- **What to work on**:
Find and copy each line of the records where the string "ville" shows up.

- **Record excerpts**:
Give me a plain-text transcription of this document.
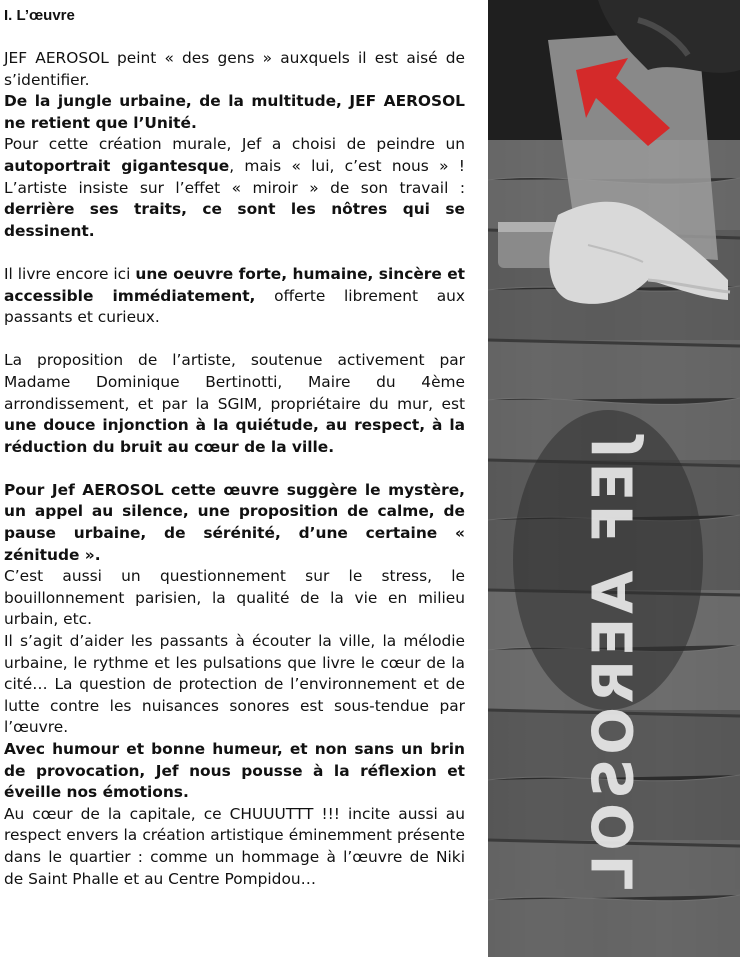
I. L’œuvre

JEF AEROSOL peint « des gens » auxquels il est aisé de s’identifier.

De la jungle urbaine, de la multitude, JEF AEROSOL ne retient que l’Unité.

Pour cette création murale, Jef a choisi de peindre un autoportrait gigantesque, mais « lui, c’est nous » ! L’artiste insiste sur l’effet « miroir » de son travail : derrière ses traits, ce sont les nôtres qui se dessinent.

Il livre encore ici une oeuvre forte, humaine, sincère et accessible immédiatement, offerte librement aux passants et curieux.

La proposition de l’artiste, soutenue activement par Madame Dominique Bertinotti, Maire du 4ème arrondissement, et par la SGIM, propriétaire du mur, est une douce injonction à la quiétude, au respect, à la réduction du bruit au cœur de la ville.

Pour Jef AEROSOL cette œuvre suggère le mystère, un appel au silence, une proposition de calme, de pause urbaine, de sérénité, d’une certaine « zénitude ».

C’est aussi un questionnement sur le stress, le bouillonnement parisien, la qualité de la vie en milieu urbain, etc.

Il s’agit d’aider les passants à écouter la ville, la mélodie urbaine, le rythme et les pulsations que livre le cœur de la cité… La question de protection de l’environnement et de lutte contre les nuisances sonores est sous-tendue par l’œuvre.

Avec humour et bonne humeur, et non sans un brin de provocation, Jef nous pousse à la réflexion et éveille nos émotions.

Au cœur de la capitale, ce CHUUUTTT !!! incite aussi au respect envers la création artistique éminemment présente dans le quartier : comme un hommage à l’œuvre de Niki de Saint Phalle et au Centre Pompidou…	JEF AEROSOL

- **Result of the exercise**:
La proposition de l’artiste, soutenue activement par Madame Dominique Bertinotti, Maire du 4ème arrondissement, et par la SGIM, propriétaire du mur, est une douce injonction à la quiétude, au respect, à la réduction du bruit au cœur de la ville.
Il s’agit d’aider les passants à écouter la ville, la mélodie urbaine, le rythme et les pulsations que livre le cœur de la cité… La question de protection de l’environnement et de lutte contre les nuisances sonores est sous-tendue par l’œuvre.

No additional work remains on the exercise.